===== DATA TO PROCESS =====

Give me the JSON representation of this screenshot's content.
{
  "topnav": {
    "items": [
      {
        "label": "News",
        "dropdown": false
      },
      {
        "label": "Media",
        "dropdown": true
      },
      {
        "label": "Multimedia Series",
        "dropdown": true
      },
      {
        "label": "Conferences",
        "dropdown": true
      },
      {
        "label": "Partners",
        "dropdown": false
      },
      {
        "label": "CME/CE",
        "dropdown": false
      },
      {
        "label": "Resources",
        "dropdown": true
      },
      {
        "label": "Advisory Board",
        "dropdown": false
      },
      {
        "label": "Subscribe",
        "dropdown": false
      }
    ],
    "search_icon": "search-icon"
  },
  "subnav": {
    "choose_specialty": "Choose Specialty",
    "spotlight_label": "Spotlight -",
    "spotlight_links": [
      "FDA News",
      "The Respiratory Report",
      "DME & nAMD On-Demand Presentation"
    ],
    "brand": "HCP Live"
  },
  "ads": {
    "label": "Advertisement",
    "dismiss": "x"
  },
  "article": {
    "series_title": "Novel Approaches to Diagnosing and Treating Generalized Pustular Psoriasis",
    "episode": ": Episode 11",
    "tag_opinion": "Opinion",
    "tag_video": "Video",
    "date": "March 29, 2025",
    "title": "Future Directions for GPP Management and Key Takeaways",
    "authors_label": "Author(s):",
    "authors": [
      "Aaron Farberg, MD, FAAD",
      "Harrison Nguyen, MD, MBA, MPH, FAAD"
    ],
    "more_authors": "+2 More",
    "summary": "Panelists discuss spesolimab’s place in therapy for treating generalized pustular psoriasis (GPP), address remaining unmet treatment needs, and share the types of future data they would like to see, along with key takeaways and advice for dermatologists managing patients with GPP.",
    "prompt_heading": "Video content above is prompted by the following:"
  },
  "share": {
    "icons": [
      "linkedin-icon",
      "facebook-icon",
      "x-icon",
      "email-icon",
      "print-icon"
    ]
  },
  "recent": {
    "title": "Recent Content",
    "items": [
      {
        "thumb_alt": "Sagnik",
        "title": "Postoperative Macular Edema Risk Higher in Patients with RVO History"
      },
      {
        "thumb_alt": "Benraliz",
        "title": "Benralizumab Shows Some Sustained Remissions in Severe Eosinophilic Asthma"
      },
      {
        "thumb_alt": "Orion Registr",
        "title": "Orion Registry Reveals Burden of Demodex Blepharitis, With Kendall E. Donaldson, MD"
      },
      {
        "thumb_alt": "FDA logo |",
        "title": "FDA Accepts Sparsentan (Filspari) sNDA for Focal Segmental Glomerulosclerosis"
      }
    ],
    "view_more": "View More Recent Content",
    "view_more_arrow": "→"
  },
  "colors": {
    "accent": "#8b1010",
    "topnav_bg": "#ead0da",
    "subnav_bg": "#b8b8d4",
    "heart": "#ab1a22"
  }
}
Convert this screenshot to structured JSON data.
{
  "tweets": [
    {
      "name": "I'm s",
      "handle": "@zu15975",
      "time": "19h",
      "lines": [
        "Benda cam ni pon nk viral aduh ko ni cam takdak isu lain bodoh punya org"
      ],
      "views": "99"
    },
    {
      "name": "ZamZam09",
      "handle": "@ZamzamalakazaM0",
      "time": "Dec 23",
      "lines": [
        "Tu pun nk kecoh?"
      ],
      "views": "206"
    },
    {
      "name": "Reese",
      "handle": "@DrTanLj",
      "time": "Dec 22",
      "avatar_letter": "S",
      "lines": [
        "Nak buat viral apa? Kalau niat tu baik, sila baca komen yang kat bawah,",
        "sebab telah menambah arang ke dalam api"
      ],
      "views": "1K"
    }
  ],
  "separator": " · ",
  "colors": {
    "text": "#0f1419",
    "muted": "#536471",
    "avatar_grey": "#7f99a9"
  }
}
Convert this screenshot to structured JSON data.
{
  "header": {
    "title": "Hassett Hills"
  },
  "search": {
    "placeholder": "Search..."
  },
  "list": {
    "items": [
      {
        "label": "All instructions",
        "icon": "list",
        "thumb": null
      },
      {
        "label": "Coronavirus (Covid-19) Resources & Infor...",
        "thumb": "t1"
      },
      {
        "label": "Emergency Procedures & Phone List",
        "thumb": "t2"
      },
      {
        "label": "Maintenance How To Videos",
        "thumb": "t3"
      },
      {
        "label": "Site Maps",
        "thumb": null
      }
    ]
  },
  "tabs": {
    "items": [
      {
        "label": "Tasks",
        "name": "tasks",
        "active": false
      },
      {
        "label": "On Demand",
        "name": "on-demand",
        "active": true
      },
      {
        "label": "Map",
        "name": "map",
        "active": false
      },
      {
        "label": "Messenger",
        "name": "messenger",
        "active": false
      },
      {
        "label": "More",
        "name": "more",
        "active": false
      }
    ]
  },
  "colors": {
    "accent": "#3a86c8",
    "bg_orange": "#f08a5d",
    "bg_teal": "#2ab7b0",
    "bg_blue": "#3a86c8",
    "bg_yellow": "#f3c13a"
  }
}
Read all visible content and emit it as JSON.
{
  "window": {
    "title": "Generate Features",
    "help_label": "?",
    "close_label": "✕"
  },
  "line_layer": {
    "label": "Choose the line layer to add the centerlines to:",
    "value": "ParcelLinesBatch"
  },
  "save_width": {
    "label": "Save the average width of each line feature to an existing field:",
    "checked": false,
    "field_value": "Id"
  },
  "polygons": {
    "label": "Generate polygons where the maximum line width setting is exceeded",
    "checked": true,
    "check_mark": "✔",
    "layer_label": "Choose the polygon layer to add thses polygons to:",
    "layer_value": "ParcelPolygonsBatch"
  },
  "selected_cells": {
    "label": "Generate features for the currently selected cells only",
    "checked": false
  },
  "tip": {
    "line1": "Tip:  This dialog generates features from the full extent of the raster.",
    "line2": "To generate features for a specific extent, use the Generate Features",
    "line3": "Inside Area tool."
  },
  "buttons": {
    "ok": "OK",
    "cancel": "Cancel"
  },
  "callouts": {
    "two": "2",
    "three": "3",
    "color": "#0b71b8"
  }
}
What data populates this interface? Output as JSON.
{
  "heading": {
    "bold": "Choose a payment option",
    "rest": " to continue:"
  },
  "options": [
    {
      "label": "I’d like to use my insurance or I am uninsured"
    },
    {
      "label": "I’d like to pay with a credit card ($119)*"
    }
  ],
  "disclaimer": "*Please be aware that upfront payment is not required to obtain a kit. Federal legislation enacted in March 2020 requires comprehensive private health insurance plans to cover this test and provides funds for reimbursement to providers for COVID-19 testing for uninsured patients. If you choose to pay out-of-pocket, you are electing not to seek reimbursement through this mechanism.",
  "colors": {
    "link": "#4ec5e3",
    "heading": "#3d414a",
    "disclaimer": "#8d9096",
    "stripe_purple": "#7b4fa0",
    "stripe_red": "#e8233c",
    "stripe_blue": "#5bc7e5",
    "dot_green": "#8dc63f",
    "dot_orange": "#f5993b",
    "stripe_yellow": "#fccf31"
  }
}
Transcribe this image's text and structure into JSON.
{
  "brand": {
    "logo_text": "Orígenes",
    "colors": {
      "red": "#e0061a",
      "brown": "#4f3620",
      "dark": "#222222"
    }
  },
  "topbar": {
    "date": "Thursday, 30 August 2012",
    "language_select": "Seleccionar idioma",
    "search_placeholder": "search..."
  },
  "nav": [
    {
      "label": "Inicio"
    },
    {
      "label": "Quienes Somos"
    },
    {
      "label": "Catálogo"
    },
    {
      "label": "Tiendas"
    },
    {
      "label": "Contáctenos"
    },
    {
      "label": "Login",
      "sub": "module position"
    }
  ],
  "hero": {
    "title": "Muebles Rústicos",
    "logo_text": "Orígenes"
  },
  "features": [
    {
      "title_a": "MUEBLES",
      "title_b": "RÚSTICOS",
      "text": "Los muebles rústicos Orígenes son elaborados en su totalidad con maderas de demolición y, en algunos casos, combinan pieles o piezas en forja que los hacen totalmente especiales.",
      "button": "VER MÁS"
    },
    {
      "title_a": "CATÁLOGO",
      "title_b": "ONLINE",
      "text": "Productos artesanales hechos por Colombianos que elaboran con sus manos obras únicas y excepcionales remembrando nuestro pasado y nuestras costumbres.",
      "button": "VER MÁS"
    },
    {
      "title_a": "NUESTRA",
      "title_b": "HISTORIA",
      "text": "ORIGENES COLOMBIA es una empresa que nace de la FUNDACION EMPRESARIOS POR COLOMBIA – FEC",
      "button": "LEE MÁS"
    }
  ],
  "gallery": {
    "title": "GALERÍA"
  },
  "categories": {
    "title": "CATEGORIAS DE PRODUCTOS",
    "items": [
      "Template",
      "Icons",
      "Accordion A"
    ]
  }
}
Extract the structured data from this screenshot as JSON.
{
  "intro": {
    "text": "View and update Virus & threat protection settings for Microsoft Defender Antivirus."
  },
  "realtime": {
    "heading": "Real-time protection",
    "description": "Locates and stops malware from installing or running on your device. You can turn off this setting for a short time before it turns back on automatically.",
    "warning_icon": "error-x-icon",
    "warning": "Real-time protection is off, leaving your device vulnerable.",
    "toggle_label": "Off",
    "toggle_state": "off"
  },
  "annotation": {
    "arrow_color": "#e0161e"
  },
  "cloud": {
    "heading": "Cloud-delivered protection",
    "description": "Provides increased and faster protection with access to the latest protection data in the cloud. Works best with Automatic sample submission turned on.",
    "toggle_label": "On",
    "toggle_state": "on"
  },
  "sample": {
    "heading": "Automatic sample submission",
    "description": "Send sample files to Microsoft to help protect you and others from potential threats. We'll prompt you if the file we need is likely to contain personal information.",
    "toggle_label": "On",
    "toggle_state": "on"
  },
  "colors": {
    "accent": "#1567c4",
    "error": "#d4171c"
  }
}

=====

▶ _TASK STATEMENT_: Your answer should be only a number: how many lines in the records hold the word "insurance".

▶ _ANSWER SECTION_: 2